▸ **WHAT YOU ARE ASKED TO DO**
Write out the records again, exactly, leaving none out.

▸ **GIVEN ENTRIES**
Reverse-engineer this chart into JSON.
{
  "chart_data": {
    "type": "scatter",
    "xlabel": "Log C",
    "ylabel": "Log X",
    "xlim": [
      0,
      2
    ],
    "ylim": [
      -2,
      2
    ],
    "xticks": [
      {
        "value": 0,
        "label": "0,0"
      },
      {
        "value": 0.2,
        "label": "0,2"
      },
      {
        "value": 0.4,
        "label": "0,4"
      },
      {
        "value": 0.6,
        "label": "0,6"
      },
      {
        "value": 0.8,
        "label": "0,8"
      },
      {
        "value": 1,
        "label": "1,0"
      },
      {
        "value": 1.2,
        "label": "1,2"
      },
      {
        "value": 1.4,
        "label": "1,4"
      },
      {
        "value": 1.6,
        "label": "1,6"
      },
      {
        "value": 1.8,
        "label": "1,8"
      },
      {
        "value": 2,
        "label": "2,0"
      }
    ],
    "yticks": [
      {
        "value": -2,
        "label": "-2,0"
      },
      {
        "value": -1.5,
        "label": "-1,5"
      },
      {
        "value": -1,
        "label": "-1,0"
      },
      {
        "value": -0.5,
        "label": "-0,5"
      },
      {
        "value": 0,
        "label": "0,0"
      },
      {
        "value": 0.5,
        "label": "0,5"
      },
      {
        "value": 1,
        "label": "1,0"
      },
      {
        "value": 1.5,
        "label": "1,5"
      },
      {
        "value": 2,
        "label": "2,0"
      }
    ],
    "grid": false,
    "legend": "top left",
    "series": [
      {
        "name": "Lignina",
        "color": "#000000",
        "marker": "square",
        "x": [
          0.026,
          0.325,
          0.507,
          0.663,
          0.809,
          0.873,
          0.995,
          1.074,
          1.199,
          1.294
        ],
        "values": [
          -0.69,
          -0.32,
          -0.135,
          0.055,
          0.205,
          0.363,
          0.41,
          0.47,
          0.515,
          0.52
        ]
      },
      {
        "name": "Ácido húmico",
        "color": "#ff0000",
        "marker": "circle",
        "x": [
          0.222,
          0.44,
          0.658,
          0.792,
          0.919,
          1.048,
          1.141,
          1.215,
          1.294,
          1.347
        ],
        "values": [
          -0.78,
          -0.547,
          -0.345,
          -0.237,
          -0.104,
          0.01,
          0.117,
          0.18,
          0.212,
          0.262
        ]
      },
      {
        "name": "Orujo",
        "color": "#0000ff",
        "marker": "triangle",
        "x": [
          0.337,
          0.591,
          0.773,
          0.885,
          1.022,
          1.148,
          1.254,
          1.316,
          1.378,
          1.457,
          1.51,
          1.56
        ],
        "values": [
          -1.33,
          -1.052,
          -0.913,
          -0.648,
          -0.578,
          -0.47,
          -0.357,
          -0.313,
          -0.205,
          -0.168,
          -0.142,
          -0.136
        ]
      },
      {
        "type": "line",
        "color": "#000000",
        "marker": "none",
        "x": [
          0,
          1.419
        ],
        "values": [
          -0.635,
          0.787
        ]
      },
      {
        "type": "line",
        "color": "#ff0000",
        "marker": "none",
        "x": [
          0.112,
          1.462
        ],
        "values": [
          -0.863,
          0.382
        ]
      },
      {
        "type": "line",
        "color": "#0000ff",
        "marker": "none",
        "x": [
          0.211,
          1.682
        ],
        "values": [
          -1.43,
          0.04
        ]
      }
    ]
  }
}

▸ **THE REPLY**
Reverse-engineer this chart into JSON.
{
  "chart_data": {
    "type": "scatter",
    "xlabel": "Log C",
    "ylabel": "Log X",
    "xlim": [
      0,
      2
    ],
    "ylim": [
      -2,
      2
    ],
    "xticks": [
      {
        "value": 0,
        "label": "0,0"
      },
      {
        "value": 0.2,
        "label": "0,2"
      },
      {
        "value": 0.4,
        "label": "0,4"
      },
      {
        "value": 0.6,
        "label": "0,6"
      },
      {
        "value": 0.8,
        "label": "0,8"
      },
      {
        "value": 1,
        "label": "1,0"
      },
      {
        "value": 1.2,
        "label": "1,2"
      },
      {
        "value": 1.4,
        "label": "1,4"
      },
      {
        "value": 1.6,
        "label": "1,6"
      },
      {
        "value": 1.8,
        "label": "1,8"
      },
      {
        "value": 2,
        "label": "2,0"
      }
    ],
    "yticks": [
      {
        "value": -2,
        "label": "-2,0"
      },
      {
        "value": -1.5,
        "label": "-1,5"
      },
      {
        "value": -1,
        "label": "-1,0"
      },
      {
        "value": -0.5,
        "label": "-0,5"
      },
      {
        "value": 0,
        "label": "0,0"
      },
      {
        "value": 0.5,
        "label": "0,5"
      },
      {
        "value": 1,
        "label": "1,0"
      },
      {
        "value": 1.5,
        "label": "1,5"
      },
      {
        "value": 2,
        "label": "2,0"
      }
    ],
    "grid": false,
    "legend": "top left",
    "series": [
      {
        "name": "Lignina",
        "color": "#000000",
        "marker": "square",
        "x": [
          0.026,
          0.325,
          0.507,
          0.663,
          0.809,
          0.873,
          0.995,
          1.074,
          1.199,
          1.294
        ],
        "values": [
          -0.69,
          -0.32,
          -0.135,
          0.055,
          0.205,
          0.363,
          0.41,
          0.47,
          0.515,
          0.52
        ]
      },
      {
        "name": "Ácido húmico",
        "color": "#ff0000",
        "marker": "circle",
        "x": [
          0.222,
          0.44,
          0.658,
          0.792,
          0.919,
          1.048,
          1.141,
          1.215,
          1.294,
          1.347
        ],
        "values": [
          -0.78,
          -0.547,
          -0.345,
          -0.237,
          -0.104,
          0.01,
          0.117,
          0.18,
          0.212,
          0.262
        ]
      },
      {
        "name": "Orujo",
        "color": "#0000ff",
        "marker": "triangle",
        "x": [
          0.337,
          0.591,
          0.773,
          0.885,
          1.022,
          1.148,
          1.254,
          1.316,
          1.378,
          1.457,
          1.51,
          1.56
        ],
        "values": [
          -1.33,
          -1.052,
          -0.913,
          -0.648,
          -0.578,
          -0.47,
          -0.357,
          -0.313,
          -0.205,
          -0.168,
          -0.142,
          -0.136
        ]
      },
      {
        "type": "line",
        "color": "#000000",
        "marker": "none",
        "x": [
          0,
          1.419
        ],
        "values": [
          -0.635,
          0.787
        ]
      },
      {
        "type": "line",
        "color": "#ff0000",
        "marker": "none",
        "x": [
          0.112,
          1.462
        ],
        "values": [
          -0.863,
          0.382
        ]
      },
      {
        "type": "line",
        "color": "#0000ff",
        "marker": "none",
        "x": [
          0.211,
          1.682
        ],
        "values": [
          -1.43,
          0.04
        ]
      }
    ]
  }
}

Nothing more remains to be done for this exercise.